Every line in the records below that holds "privaten" must be identified and copied.

:: EXTRACTED ENTRIES ::

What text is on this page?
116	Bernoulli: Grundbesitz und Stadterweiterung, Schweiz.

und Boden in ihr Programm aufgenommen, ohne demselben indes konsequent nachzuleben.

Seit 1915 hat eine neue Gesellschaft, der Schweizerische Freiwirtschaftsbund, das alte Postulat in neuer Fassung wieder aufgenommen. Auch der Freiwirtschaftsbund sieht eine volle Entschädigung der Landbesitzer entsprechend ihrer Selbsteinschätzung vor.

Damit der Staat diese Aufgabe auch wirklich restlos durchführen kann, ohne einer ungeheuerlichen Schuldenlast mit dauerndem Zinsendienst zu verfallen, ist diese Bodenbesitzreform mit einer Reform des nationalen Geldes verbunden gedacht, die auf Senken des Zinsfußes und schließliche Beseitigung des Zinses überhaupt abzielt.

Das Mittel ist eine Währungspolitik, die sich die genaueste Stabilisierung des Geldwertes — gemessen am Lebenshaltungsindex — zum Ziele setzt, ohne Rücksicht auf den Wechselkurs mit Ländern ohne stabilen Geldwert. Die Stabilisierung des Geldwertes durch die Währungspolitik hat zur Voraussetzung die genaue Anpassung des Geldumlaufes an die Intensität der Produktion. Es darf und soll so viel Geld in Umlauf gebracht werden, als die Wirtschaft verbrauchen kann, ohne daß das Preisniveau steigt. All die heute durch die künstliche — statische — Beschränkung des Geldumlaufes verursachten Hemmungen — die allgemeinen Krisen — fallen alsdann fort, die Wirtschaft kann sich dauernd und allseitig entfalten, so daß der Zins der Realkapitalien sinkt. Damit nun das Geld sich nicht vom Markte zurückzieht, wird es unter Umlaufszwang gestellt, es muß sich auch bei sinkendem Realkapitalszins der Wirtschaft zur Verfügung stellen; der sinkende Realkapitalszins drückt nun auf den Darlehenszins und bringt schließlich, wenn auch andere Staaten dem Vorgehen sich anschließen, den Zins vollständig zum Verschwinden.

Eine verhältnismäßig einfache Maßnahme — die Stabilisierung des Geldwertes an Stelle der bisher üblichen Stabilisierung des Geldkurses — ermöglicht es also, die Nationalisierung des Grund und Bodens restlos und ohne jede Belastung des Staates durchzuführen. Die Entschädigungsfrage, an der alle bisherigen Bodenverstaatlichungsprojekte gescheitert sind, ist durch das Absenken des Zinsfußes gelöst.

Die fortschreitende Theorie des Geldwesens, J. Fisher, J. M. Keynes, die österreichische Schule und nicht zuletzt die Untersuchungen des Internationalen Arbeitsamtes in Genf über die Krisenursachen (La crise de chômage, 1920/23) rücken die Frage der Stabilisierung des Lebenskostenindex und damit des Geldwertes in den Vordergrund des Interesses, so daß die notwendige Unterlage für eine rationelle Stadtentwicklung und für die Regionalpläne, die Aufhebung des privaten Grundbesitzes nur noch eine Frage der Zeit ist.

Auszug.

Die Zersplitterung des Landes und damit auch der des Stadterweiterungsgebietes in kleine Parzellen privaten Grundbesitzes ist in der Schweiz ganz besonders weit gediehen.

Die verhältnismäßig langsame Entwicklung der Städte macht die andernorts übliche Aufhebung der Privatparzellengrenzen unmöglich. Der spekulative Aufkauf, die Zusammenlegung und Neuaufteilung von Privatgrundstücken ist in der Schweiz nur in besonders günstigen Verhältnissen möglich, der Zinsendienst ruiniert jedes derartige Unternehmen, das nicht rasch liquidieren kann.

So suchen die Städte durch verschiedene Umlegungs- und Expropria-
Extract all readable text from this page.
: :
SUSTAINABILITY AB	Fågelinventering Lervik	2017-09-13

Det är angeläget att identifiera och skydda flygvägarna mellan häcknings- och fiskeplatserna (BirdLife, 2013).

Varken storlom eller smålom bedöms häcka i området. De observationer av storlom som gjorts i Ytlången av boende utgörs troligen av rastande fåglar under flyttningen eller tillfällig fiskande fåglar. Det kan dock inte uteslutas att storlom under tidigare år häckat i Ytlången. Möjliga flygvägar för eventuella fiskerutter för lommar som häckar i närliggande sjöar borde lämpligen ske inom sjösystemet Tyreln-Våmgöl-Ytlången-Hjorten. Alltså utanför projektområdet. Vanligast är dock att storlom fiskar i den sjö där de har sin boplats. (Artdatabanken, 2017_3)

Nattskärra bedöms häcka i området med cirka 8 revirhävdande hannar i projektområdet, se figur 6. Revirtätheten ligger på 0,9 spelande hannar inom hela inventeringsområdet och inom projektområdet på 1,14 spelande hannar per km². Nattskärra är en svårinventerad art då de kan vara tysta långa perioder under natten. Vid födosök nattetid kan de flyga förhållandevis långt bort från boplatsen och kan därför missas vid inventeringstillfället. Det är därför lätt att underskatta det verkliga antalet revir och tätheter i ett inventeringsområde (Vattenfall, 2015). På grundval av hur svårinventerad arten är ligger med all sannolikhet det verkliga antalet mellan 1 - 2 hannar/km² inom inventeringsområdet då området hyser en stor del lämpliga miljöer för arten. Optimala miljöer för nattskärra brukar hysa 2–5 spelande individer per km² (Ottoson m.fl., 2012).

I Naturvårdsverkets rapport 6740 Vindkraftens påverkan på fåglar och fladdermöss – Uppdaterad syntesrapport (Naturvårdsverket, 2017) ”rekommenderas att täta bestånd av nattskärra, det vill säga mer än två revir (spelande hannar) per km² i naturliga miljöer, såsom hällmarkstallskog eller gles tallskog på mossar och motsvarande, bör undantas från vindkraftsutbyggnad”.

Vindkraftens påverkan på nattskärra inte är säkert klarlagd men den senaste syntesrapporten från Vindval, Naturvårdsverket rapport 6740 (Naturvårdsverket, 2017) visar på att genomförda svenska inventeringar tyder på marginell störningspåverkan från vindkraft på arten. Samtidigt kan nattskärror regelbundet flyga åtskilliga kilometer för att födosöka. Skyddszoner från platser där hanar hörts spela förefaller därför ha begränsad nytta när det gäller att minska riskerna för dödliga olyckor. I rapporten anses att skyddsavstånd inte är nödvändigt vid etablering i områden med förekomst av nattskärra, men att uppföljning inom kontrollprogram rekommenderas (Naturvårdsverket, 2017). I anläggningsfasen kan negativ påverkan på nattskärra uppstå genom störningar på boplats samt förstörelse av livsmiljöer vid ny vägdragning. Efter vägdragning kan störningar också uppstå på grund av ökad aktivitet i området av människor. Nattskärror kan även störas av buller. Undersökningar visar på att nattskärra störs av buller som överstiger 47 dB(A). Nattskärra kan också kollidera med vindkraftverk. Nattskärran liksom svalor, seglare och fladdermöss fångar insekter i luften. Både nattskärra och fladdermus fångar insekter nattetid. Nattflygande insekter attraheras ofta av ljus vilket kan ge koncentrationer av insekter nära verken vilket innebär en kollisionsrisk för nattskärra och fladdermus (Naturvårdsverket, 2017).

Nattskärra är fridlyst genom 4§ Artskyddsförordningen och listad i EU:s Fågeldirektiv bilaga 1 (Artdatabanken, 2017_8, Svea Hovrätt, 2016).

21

:::

#### OUTPUT OF THE TASK:
Die fortschreitende Theorie des Geldwesens, J. Fisher, J. M. Keynes, die österreichische Schule und nicht zuletzt die Untersuchungen des Internationalen Arbeitsamtes in Genf über die Krisenursachen (La crise de chômage, 1920/23) rücken die Frage der Stabilisierung des Lebenskostenindex und damit des Geldwertes in den Vordergrund des Interesses, so daß die notwendige Unterlage für eine rationelle Stadtentwicklung und für die Regionalpläne, die Aufhebung des privaten Grundbesitzes nur noch eine Frage der Zeit ist.
Die Zersplitterung des Landes und damit auch der des Stadterweiterungsgebietes in kleine Parzellen privaten Grundbesitzes ist in der Schweiz ganz besonders weit gediehen.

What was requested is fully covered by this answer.